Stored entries
·····

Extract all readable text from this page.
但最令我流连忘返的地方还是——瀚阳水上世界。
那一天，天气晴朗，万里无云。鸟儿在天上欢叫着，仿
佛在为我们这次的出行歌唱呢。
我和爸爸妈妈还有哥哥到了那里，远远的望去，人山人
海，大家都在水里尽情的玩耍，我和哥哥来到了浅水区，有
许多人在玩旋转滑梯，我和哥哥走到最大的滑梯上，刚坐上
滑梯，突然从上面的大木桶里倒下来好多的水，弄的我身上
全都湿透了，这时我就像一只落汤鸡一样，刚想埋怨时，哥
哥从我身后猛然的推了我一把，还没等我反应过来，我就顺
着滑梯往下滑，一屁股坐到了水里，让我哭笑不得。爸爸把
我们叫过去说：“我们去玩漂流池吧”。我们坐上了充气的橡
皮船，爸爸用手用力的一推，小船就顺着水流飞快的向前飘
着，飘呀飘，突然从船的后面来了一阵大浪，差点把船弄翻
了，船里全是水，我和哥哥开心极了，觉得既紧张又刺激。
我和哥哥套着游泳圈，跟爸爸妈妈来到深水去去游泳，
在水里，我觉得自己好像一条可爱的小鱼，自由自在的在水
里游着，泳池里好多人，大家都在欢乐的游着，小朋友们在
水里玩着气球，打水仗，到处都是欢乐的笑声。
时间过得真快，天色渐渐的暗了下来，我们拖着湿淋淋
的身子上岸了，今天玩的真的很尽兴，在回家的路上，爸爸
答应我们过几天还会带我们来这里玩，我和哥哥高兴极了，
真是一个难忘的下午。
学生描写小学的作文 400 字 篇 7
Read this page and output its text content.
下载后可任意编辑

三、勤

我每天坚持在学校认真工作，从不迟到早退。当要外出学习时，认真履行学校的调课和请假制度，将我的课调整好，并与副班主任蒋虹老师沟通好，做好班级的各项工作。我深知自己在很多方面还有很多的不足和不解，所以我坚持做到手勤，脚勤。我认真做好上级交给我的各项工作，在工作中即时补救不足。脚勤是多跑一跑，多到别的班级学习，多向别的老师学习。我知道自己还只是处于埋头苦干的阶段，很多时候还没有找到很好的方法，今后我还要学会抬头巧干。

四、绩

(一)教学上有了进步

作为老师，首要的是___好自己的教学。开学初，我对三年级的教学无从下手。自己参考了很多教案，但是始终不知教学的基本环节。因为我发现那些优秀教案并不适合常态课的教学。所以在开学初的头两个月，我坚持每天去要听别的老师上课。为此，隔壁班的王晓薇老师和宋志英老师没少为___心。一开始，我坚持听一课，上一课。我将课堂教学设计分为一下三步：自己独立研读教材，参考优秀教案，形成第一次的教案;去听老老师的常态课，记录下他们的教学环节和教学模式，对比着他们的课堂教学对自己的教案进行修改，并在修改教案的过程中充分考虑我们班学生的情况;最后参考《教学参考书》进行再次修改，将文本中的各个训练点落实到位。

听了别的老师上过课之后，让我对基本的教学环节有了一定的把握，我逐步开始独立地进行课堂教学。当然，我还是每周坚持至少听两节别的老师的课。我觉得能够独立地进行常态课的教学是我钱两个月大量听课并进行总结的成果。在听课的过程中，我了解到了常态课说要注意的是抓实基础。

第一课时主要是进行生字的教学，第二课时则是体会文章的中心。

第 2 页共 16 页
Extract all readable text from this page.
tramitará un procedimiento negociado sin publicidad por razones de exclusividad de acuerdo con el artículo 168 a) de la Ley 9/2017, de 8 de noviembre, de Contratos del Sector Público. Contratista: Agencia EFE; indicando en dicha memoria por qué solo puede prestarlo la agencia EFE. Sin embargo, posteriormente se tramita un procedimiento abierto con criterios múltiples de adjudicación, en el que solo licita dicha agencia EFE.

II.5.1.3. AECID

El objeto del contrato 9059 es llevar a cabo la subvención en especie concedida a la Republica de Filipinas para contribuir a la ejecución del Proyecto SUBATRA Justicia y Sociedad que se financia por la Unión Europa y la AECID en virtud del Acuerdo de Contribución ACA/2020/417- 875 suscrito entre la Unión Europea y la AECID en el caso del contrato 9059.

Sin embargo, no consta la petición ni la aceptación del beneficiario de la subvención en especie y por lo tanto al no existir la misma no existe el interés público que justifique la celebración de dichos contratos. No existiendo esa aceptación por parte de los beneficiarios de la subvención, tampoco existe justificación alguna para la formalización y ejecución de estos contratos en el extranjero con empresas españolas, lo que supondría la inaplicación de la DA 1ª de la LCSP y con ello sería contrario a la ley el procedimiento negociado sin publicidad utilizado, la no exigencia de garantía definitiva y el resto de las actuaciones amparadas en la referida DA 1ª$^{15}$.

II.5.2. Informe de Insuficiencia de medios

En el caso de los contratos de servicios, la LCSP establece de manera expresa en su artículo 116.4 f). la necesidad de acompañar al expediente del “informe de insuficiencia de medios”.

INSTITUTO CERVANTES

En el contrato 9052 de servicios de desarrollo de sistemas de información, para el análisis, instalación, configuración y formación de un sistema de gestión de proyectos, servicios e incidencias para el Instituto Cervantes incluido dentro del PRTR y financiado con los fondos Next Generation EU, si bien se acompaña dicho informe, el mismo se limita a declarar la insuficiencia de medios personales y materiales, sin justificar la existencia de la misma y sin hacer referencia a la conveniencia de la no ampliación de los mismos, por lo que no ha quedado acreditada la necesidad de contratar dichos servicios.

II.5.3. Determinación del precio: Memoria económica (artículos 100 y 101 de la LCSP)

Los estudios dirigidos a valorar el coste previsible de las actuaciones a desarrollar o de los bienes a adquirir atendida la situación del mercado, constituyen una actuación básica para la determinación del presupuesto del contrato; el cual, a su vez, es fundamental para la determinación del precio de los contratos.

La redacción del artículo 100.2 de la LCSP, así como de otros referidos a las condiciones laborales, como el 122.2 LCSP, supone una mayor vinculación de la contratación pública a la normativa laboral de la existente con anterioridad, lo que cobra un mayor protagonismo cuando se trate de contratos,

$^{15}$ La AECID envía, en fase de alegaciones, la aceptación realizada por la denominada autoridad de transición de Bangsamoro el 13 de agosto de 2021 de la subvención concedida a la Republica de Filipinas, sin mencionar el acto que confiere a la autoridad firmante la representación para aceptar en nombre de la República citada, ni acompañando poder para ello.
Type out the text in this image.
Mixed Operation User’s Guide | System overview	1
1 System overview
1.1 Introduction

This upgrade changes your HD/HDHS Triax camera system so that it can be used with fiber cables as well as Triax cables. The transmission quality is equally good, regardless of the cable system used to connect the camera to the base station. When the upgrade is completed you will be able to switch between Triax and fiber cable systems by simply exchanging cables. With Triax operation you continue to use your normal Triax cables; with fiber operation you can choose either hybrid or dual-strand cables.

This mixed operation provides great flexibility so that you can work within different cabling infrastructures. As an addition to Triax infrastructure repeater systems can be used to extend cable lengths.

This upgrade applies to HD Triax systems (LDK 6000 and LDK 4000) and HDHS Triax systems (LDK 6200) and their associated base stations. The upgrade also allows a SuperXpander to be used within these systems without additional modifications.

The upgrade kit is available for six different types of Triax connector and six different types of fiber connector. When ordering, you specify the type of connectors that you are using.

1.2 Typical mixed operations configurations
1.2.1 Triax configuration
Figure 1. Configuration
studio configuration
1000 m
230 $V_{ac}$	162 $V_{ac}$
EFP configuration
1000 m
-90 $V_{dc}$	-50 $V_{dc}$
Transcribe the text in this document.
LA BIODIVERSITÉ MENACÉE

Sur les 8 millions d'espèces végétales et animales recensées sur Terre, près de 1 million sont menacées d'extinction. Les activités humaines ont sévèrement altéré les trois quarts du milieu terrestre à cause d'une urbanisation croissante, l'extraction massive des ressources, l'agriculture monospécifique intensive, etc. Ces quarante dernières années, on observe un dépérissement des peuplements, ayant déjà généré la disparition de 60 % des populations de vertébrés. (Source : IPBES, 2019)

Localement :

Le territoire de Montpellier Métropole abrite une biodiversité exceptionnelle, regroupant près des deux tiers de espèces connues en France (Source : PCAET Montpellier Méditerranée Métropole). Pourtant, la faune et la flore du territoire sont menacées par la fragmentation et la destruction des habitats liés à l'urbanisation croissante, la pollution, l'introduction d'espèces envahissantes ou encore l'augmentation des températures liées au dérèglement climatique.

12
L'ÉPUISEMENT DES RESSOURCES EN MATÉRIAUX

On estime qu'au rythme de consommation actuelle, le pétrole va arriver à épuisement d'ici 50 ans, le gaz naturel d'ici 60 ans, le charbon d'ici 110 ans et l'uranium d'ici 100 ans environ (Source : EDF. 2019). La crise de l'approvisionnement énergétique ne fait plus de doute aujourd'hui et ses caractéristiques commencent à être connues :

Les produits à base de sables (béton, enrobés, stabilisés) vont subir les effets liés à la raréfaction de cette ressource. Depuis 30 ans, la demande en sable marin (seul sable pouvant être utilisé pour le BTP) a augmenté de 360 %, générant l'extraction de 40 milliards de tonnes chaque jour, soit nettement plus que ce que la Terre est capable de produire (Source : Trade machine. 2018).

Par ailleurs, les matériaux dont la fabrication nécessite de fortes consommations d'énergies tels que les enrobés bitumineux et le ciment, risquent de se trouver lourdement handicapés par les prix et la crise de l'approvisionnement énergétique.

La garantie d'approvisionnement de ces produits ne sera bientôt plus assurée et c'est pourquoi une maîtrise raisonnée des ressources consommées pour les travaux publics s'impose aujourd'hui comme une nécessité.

·····

- [Prompt]:
Find the string "espèces" in the entries above and return each line that holds it.

- [Response]:
Sur les 8 millions d'espèces végétales et animales recensées sur Terre, près de 1 million sont menacées d'extinction. Les activités humaines ont sévèrement altéré les trois quarts du milieu terrestre à cause d'une urbanisation croissante, l'extraction massive des ressources, l'agriculture monospécifique intensive, etc. Ces quarante dernières années, on observe un dépérissement des peuplements, ayant déjà généré la disparition de 60 % des populations de vertébrés. (Source : IPBES, 2019)
Le territoire de Montpellier Métropole abrite une biodiversité exceptionnelle, regroupant près des deux tiers de espèces connues en France (Source : PCAET Montpellier Méditerranée Métropole). Pourtant, la faune et la flore du territoire sont menacées par la fragmentation et la destruction des habitats liés à l'urbanisation croissante, la pollution, l'introduction d'espèces envahissantes ou encore l'augmentation des températures liées au dérèglement climatique.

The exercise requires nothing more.